**EXERCISE TASK**
An exact copy of the records is required, minus the pictures they hold.

**EXTRACTED DATA**
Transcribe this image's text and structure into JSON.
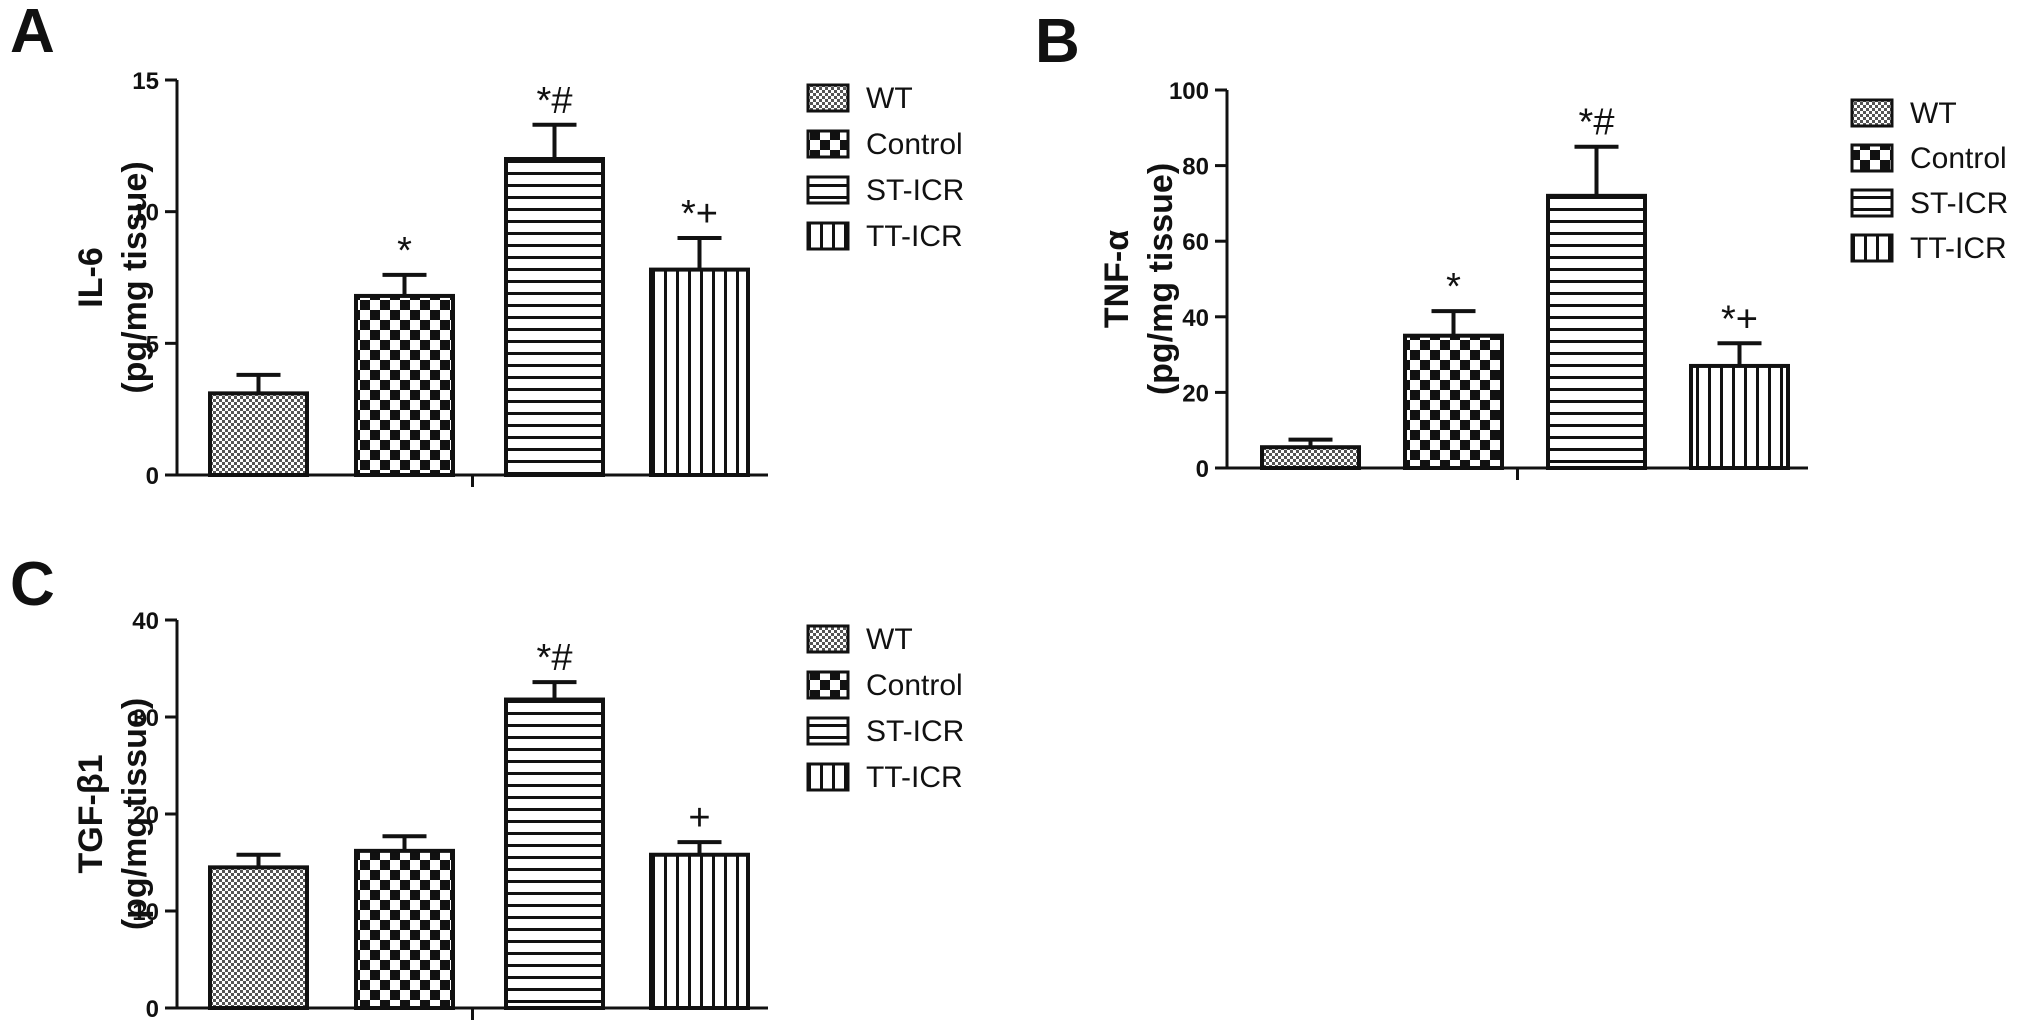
{
  "chart_data": [
    {
      "type": "bar",
      "panel": "A",
      "ylabel_line1": "IL-6",
      "ylabel_line2": "(pg/mg tissue)",
      "ylim": [
        0,
        15
      ],
      "yticks": [
        0,
        5,
        10,
        15
      ],
      "categories": [
        "WT",
        "Control",
        "ST-ICR",
        "TT-ICR"
      ],
      "values": [
        3.1,
        6.8,
        12.0,
        7.8
      ],
      "errors": [
        0.7,
        0.8,
        1.3,
        1.2
      ],
      "annotations": [
        "",
        "*",
        "*#",
        "*+"
      ],
      "legend": [
        "WT",
        "Control",
        "ST-ICR",
        "TT-ICR"
      ],
      "legend_position": "right",
      "grid": false
    },
    {
      "type": "bar",
      "panel": "B",
      "ylabel_line1": "TNF-α",
      "ylabel_line2": "(pg/mg tissue)",
      "ylim": [
        0,
        100
      ],
      "yticks": [
        0,
        20,
        40,
        60,
        80,
        100
      ],
      "categories": [
        "WT",
        "Control",
        "ST-ICR",
        "TT-ICR"
      ],
      "values": [
        5.5,
        35.0,
        72.0,
        27.0
      ],
      "errors": [
        2.0,
        6.5,
        13.0,
        6.0
      ],
      "annotations": [
        "",
        "*",
        "*#",
        "*+"
      ],
      "legend": [
        "WT",
        "Control",
        "ST-ICR",
        "TT-ICR"
      ],
      "legend_position": "right",
      "grid": false
    },
    {
      "type": "bar",
      "panel": "C",
      "ylabel_line1": "TGF-β1",
      "ylabel_line2": "(pg/mg tissue)",
      "ylim": [
        0,
        40
      ],
      "yticks": [
        0,
        10,
        20,
        30,
        40
      ],
      "categories": [
        "WT",
        "Control",
        "ST-ICR",
        "TT-ICR"
      ],
      "values": [
        14.5,
        16.2,
        31.8,
        15.8
      ],
      "errors": [
        1.3,
        1.5,
        1.8,
        1.3
      ],
      "annotations": [
        "",
        "",
        "*#",
        "+"
      ],
      "legend": [
        "WT",
        "Control",
        "ST-ICR",
        "TT-ICR"
      ],
      "legend_position": "right",
      "grid": false
    }
  ]
}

**OUTPUT OF THE EXERCISE**
Transcribe this image's text and structure into JSON.
{
  "chart_data": [
    {
      "type": "bar",
      "panel": "A",
      "ylabel_line1": "IL-6",
      "ylabel_line2": "(pg/mg tissue)",
      "ylim": [
        0,
        15
      ],
      "yticks": [
        0,
        5,
        10,
        15
      ],
      "categories": [
        "WT",
        "Control",
        "ST-ICR",
        "TT-ICR"
      ],
      "values": [
        3.1,
        6.8,
        12.0,
        7.8
      ],
      "errors": [
        0.7,
        0.8,
        1.3,
        1.2
      ],
      "annotations": [
        "",
        "*",
        "*#",
        "*+"
      ],
      "legend": [
        "WT",
        "Control",
        "ST-ICR",
        "TT-ICR"
      ],
      "legend_position": "right",
      "grid": false
    },
    {
      "type": "bar",
      "panel": "B",
      "ylabel_line1": "TNF-α",
      "ylabel_line2": "(pg/mg tissue)",
      "ylim": [
        0,
        100
      ],
      "yticks": [
        0,
        20,
        40,
        60,
        80,
        100
      ],
      "categories": [
        "WT",
        "Control",
        "ST-ICR",
        "TT-ICR"
      ],
      "values": [
        5.5,
        35.0,
        72.0,
        27.0
      ],
      "errors": [
        2.0,
        6.5,
        13.0,
        6.0
      ],
      "annotations": [
        "",
        "*",
        "*#",
        "*+"
      ],
      "legend": [
        "WT",
        "Control",
        "ST-ICR",
        "TT-ICR"
      ],
      "legend_position": "right",
      "grid": false
    },
    {
      "type": "bar",
      "panel": "C",
      "ylabel_line1": "TGF-β1",
      "ylabel_line2": "(pg/mg tissue)",
      "ylim": [
        0,
        40
      ],
      "yticks": [
        0,
        10,
        20,
        30,
        40
      ],
      "categories": [
        "WT",
        "Control",
        "ST-ICR",
        "TT-ICR"
      ],
      "values": [
        14.5,
        16.2,
        31.8,
        15.8
      ],
      "errors": [
        1.3,
        1.5,
        1.8,
        1.3
      ],
      "annotations": [
        "",
        "",
        "*#",
        "+"
      ],
      "legend": [
        "WT",
        "Control",
        "ST-ICR",
        "TT-ICR"
      ],
      "legend_position": "right",
      "grid": false
    }
  ]
}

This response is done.